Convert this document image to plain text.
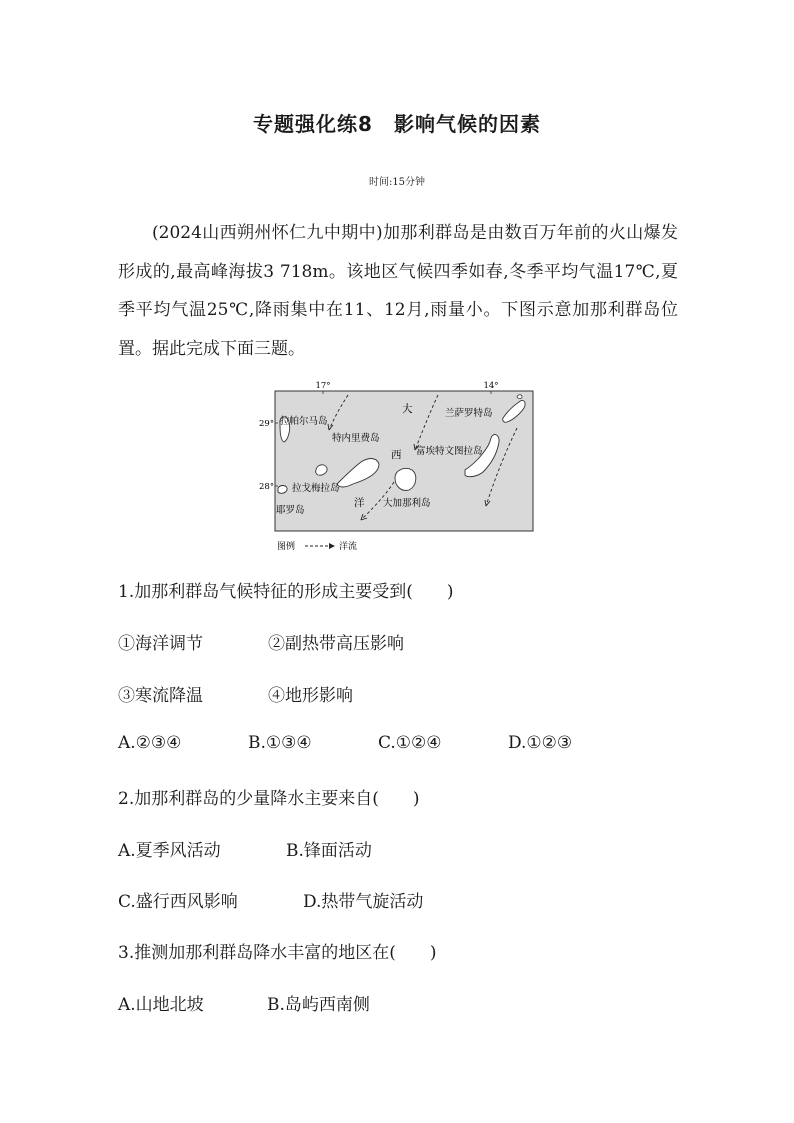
专题强化练8　影响气候的因素

时间:15分钟

(2024山西朔州怀仁九中期中)加那利群岛是由数百万年前的火山爆发形成的,最高峰海拔3 718m。该地区气候四季如春,冬季平均气温17℃,夏季平均气温25℃,降雨集中在11、12月,雨量小。下图示意加那利群岛位置。据此完成下面三题。

17°	14°
29°
28°
拉帕尔马岛
特内里费岛
兰萨罗特岛
富埃特文图拉岛
拉戈梅拉岛
耶罗岛
大加那利岛
大
西
洋
图例	洋流

1.加那利群岛气候特征的形成主要受到(　　)

①海洋调节	②副热带高压影响
③寒流降温	④地形影响
A.②③④	B.①③④	C.①②④	D.①②③

2.加那利群岛的少量降水主要来自(　　)

A.夏季风活动	B.锋面活动
C.盛行西风影响	D.热带气旋活动

3.推测加那利群岛降水丰富的地区在(　　)

A.山地北坡	B.岛屿西南侧
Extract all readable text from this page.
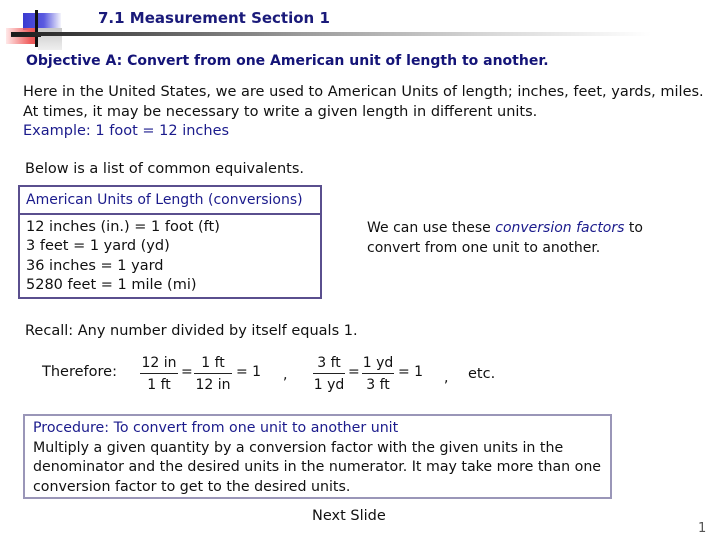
7.1 Measurement Section 1
Objective A: Convert from one American unit of length to another.
Here in the United States, we are used to American Units of length; inches, feet, yards, miles.
At times, it may be necessary to write a given length in different units.
Example: 1 foot = 12 inches
Below is a list of common equivalents.
American Units of Length (conversions)
12 inches (in.) = 1 foot (ft)
3 feet = 1 yard (yd)
36 inches = 1 yard
5280 feet = 1 mile (mi)
We can use these conversion factors to
convert from one unit to another.
Recall: Any number divided by itself equals 1.
Therefore:
12 in
1 ft
=
1 ft
12 in
= 1 ,
3 ft
1 yd
=
1 yd
3 ft
= 1 , etc.
Procedure: To convert from one unit to another unit
Multiply a given quantity by a conversion factor with the given units in the denominator and the desired units in the numerator. It may take more than one conversion factor to get to the desired units.
Next Slide
1
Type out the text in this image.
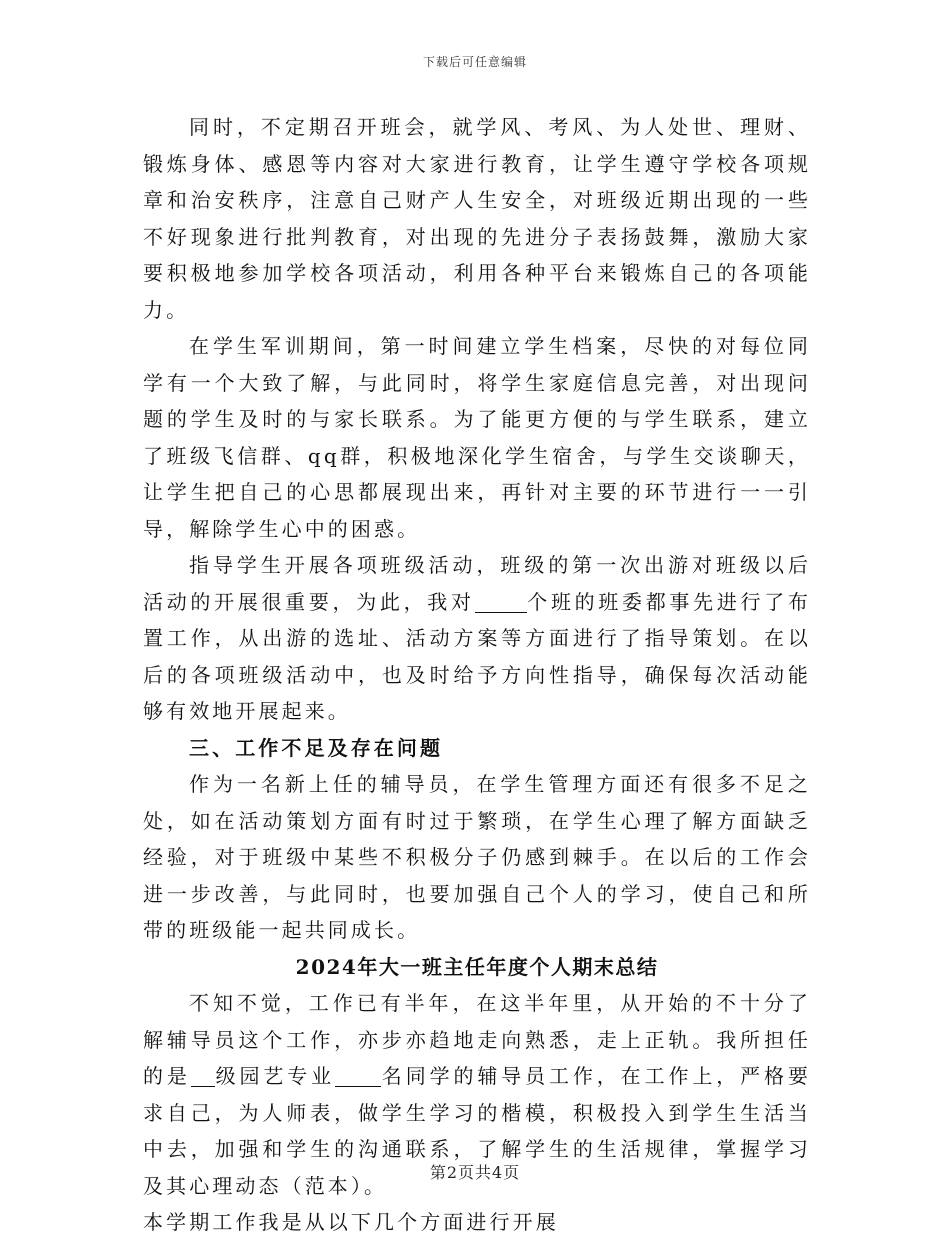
下载后可任意编辑

同时，不定期召开班会，就学风、考风、为人处世、理财、锻炼身体、感恩等内容对大家进行教育，让学生遵守学校各项规章和治安秩序，注意自己财产人生安全，对班级近期出现的一些不好现象进行批判教育，对出现的先进分子表扬鼓舞，激励大家要积极地参加学校各项活动，利用各种平台来锻炼自己的各项能力。

在学生军训期间，第一时间建立学生档案，尽快的对每位同学有一个大致了解，与此同时，将学生家庭信息完善，对出现问题的学生及时的与家长联系。为了能更方便的与学生联系，建立了班级飞信群、qq群，积极地深化学生宿舍，与学生交谈聊天，让学生把自己的心思都展现出来，再针对主要的环节进行一一引导，解除学生心中的困惑。

指导学生开展各项班级活动，班级的第一次出游对班级以后活动的开展很重要，为此，我对	个班的班委都事先进行了布置工作，从出游的选址、活动方案等方面进行了指导策划。在以后的各项班级活动中，也及时给予方向性指导，确保每次活动能够有效地开展起来。

三、工作不足及存在问题

作为一名新上任的辅导员，在学生管理方面还有很多不足之处，如在活动策划方面有时过于繁琐，在学生心理了解方面缺乏经验，对于班级中某些不积极分子仍感到棘手。在以后的工作会进一步改善，与此同时，也要加强自己个人的学习，使自己和所带的班级能一起共同成长。

2024年大一班主任年度个人期末总结

不知不觉，工作已有半年，在这半年里，从开始的不十分了解辅导员这个工作，亦步亦趋地走向熟悉，走上正轨。我所担任的是 级园艺专业 名同学的辅导员工作，在工作上，严格要求自己，为人师表，做学生学习的楷模，积极投入到学生生活当中去，加强和学生的沟通联系，了解学生的生活规律，掌握学习及其心理动态（范本）。

本学期工作我是从以下几个方面进行开展

第2页共4页
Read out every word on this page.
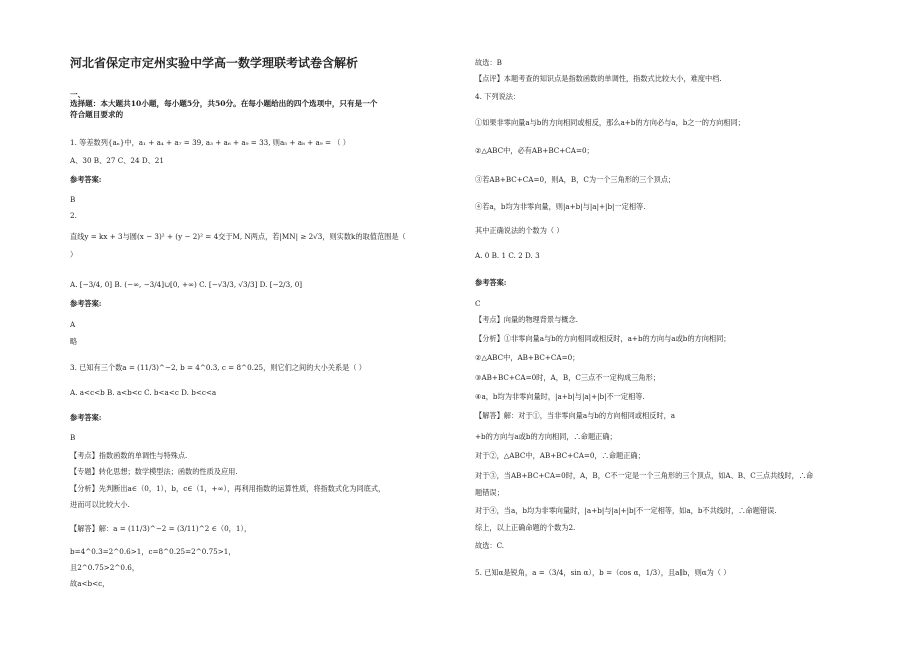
河北省保定市定州实验中学高一数学理联考试卷含解析
一、
选择题：本大题共10小题，每小题5分，共50分。在每小题给出的四个选项中，只有是一个
符合题目要求的
1. 等差数列{aₙ}中，a₁ + a₄ + a₇ = 39, a₃ + a₆ + a₉ = 33, 则a₅ + a₈ + a₉ = （ ）
A、30 B、27 C、24 D、21
参考答案:
B
2.
直线y = kx + 3与圆(x − 3)² + (y − 2)² = 4交于M, N两点，若|MN| ≥ 2√3，则实数k的取值范围是（
）
A. [−3/4, 0] B. (−∞, −3/4]∪[0, +∞) C. [−√3/3, √3/3] D. [−2/3, 0]
参考答案:
A
略
3. 已知有三个数a = (11/3)^−2, b = 4^0.3, c = 8^0.25，则它们之间的大小关系是（ ）
A. a<c<b B. a<b<c C. b<a<c D. b<c<a
参考答案:
B
【考点】指数函数的单调性与特殊点.
【专题】转化思想；数学模型法；函数的性质及应用.
【分析】先判断出a∈（0，1），b，c∈（1，+∞），再利用指数的运算性质，将指数式化为同底式，
进而可以比较大小.
【解答】解：a = (11/3)^−2 = (3/11)^2 ∈（0，1），
b=4^0.3=2^0.6>1，c=8^0.25=2^0.75>1，
且2^0.75>2^0.6，
故a<b<c，
故选：B
【点评】本题考查的知识点是指数函数的单调性，指数式比较大小，难度中档.
4. 下列说法：
①如果非零向量a与b的方向相同或相反，那么a+b的方向必与a，b之一的方向相同；
②△ABC中，必有AB+BC+CA=0；
③若AB+BC+CA=0，则A，B，C为一个三角形的三个顶点；
④若a，b均为非零向量，则|a+b|与|a|+|b|一定相等.
其中正确说法的个数为（ ）
A. 0 B. 1 C. 2 D. 3
参考答案:
C
【考点】向量的物理背景与概念.
【分析】①非零向量a与b的方向相同或相反时，a+b的方向与a或b的方向相同；
②△ABC中，AB+BC+CA=0；
③AB+BC+CA=0时，A，B，C三点不一定构成三角形；
④a，b均为非零向量时，|a+b|与|a|+|b|不一定相等.
【解答】解：对于①，当非零向量a与b的方向相同或相反时，a
+b的方向与a或b的方向相同，∴命题正确；
对于②，△ABC中，AB+BC+CA=0，∴命题正确；
对于③，当AB+BC+CA=0时，A，B，C不一定是一个三角形的三个顶点，如A、B、C三点共线时，∴命
题错误；
对于④，当a，b均为非零向量时，|a+b|与|a|+|b|不一定相等，如a，b不共线时，∴命题错误.
综上，以上正确命题的个数为2.
故选：C.
5. 已知α是锐角，a =（3/4，sin α），b =（cos α，1/3），且a∥b，则α为（ ）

——

Restate each of the entries above word for word and skip every image.

Convert this document image to plain text.
专题强化练8　影响气候的因素

时间:15分钟

(2024山西朔州怀仁九中期中)加那利群岛是由数百万年前的火山爆发形成的,最高峰海拔3 718m。该地区气候四季如春,冬季平均气温17℃,夏季平均气温25℃,降雨集中在11、12月,雨量小。下图示意加那利群岛位置。据此完成下面三题。

17°	14°
29°
28°
拉帕尔马岛
特内里费岛
兰萨罗特岛
富埃特文图拉岛
拉戈梅拉岛
耶罗岛
大加那利岛
大
西
洋
图例	洋流

1.加那利群岛气候特征的形成主要受到(　　)

①海洋调节	②副热带高压影响
③寒流降温	④地形影响
A.②③④	B.①③④	C.①②④	D.①②③

2.加那利群岛的少量降水主要来自(　　)

A.夏季风活动	B.锋面活动
C.盛行西风影响	D.热带气旋活动

3.推测加那利群岛降水丰富的地区在(　　)

A.山地北坡	B.岛屿西南侧
Extract all readable text from this page.
7.1 Measurement Section 1
Objective A: Convert from one American unit of length to another.
Here in the United States, we are used to American Units of length; inches, feet, yards, miles.
At times, it may be necessary to write a given length in different units.
Example: 1 foot = 12 inches
Below is a list of common equivalents.
American Units of Length (conversions)
12 inches (in.) = 1 foot (ft)
3 feet = 1 yard (yd)
36 inches = 1 yard
5280 feet = 1 mile (mi)
We can use these conversion factors to
convert from one unit to another.
Recall: Any number divided by itself equals 1.
Therefore:
12 in
1 ft
=
1 ft
12 in
= 1 ,
3 ft
1 yd
=
1 yd
3 ft
= 1 , etc.
Procedure: To convert from one unit to another unit
Multiply a given quantity by a conversion factor with the given units in the denominator and the desired units in the numerator. It may take more than one conversion factor to get to the desired units.
Next Slide
1
Type out the text in this image.
下载后可任意编辑

同时，不定期召开班会，就学风、考风、为人处世、理财、锻炼身体、感恩等内容对大家进行教育，让学生遵守学校各项规章和治安秩序，注意自己财产人生安全，对班级近期出现的一些不好现象进行批判教育，对出现的先进分子表扬鼓舞，激励大家要积极地参加学校各项活动，利用各种平台来锻炼自己的各项能力。

在学生军训期间，第一时间建立学生档案，尽快的对每位同学有一个大致了解，与此同时，将学生家庭信息完善，对出现问题的学生及时的与家长联系。为了能更方便的与学生联系，建立了班级飞信群、qq群，积极地深化学生宿舍，与学生交谈聊天，让学生把自己的心思都展现出来，再针对主要的环节进行一一引导，解除学生心中的困惑。

指导学生开展各项班级活动，班级的第一次出游对班级以后活动的开展很重要，为此，我对	个班的班委都事先进行了布置工作，从出游的选址、活动方案等方面进行了指导策划。在以后的各项班级活动中，也及时给予方向性指导，确保每次活动能够有效地开展起来。

三、工作不足及存在问题

作为一名新上任的辅导员，在学生管理方面还有很多不足之处，如在活动策划方面有时过于繁琐，在学生心理了解方面缺乏经验，对于班级中某些不积极分子仍感到棘手。在以后的工作会进一步改善，与此同时，也要加强自己个人的学习，使自己和所带的班级能一起共同成长。

2024年大一班主任年度个人期末总结

不知不觉，工作已有半年，在这半年里，从开始的不十分了解辅导员这个工作，亦步亦趋地走向熟悉，走上正轨。我所担任的是 级园艺专业 名同学的辅导员工作，在工作上，严格要求自己，为人师表，做学生学习的楷模，积极投入到学生生活当中去，加强和学生的沟通联系，了解学生的生活规律，掌握学习及其心理动态（范本）。

本学期工作我是从以下几个方面进行开展

第2页共4页
Read out every word on this page.
河北省保定市定州实验中学高一数学理联考试卷含解析
一、
选择题：本大题共10小题，每小题5分，共50分。在每小题给出的四个选项中，只有是一个
符合题目要求的
1. 等差数列{aₙ}中，a₁ + a₄ + a₇ = 39, a₃ + a₆ + a₉ = 33, 则a₅ + a₈ + a₉ = （ ）
A、30 B、27 C、24 D、21
参考答案:
B
2.
直线y = kx + 3与圆(x − 3)² + (y − 2)² = 4交于M, N两点，若|MN| ≥ 2√3，则实数k的取值范围是（
）
A. [−3/4, 0] B. (−∞, −3/4]∪[0, +∞) C. [−√3/3, √3/3] D. [−2/3, 0]
参考答案:
A
略
3. 已知有三个数a = (11/3)^−2, b = 4^0.3, c = 8^0.25，则它们之间的大小关系是（ ）
A. a<c<b B. a<b<c C. b<a<c D. b<c<a
参考答案:
B
【考点】指数函数的单调性与特殊点.
【专题】转化思想；数学模型法；函数的性质及应用.
【分析】先判断出a∈（0，1），b，c∈（1，+∞），再利用指数的运算性质，将指数式化为同底式，
进而可以比较大小.
【解答】解：a = (11/3)^−2 = (3/11)^2 ∈（0，1），
b=4^0.3=2^0.6>1，c=8^0.25=2^0.75>1，
且2^0.75>2^0.6，
故a<b<c，
故选：B
【点评】本题考查的知识点是指数函数的单调性，指数式比较大小，难度中档.
4. 下列说法：
①如果非零向量a与b的方向相同或相反，那么a+b的方向必与a，b之一的方向相同；
②△ABC中，必有AB+BC+CA=0；
③若AB+BC+CA=0，则A，B，C为一个三角形的三个顶点；
④若a，b均为非零向量，则|a+b|与|a|+|b|一定相等.
其中正确说法的个数为（ ）
A. 0 B. 1 C. 2 D. 3
参考答案:
C
【考点】向量的物理背景与概念.
【分析】①非零向量a与b的方向相同或相反时，a+b的方向与a或b的方向相同；
②△ABC中，AB+BC+CA=0；
③AB+BC+CA=0时，A，B，C三点不一定构成三角形；
④a，b均为非零向量时，|a+b|与|a|+|b|不一定相等.
【解答】解：对于①，当非零向量a与b的方向相同或相反时，a
+b的方向与a或b的方向相同，∴命题正确；
对于②，△ABC中，AB+BC+CA=0，∴命题正确；
对于③，当AB+BC+CA=0时，A，B，C不一定是一个三角形的三个顶点，如A、B、C三点共线时，∴命
题错误；
对于④，当a，b均为非零向量时，|a+b|与|a|+|b|不一定相等，如a，b不共线时，∴命题错误.
综上，以上正确命题的个数为2.
故选：C.
5. 已知α是锐角，a =（3/4，sin α），b =（cos α，1/3），且a∥b，则α为（ ）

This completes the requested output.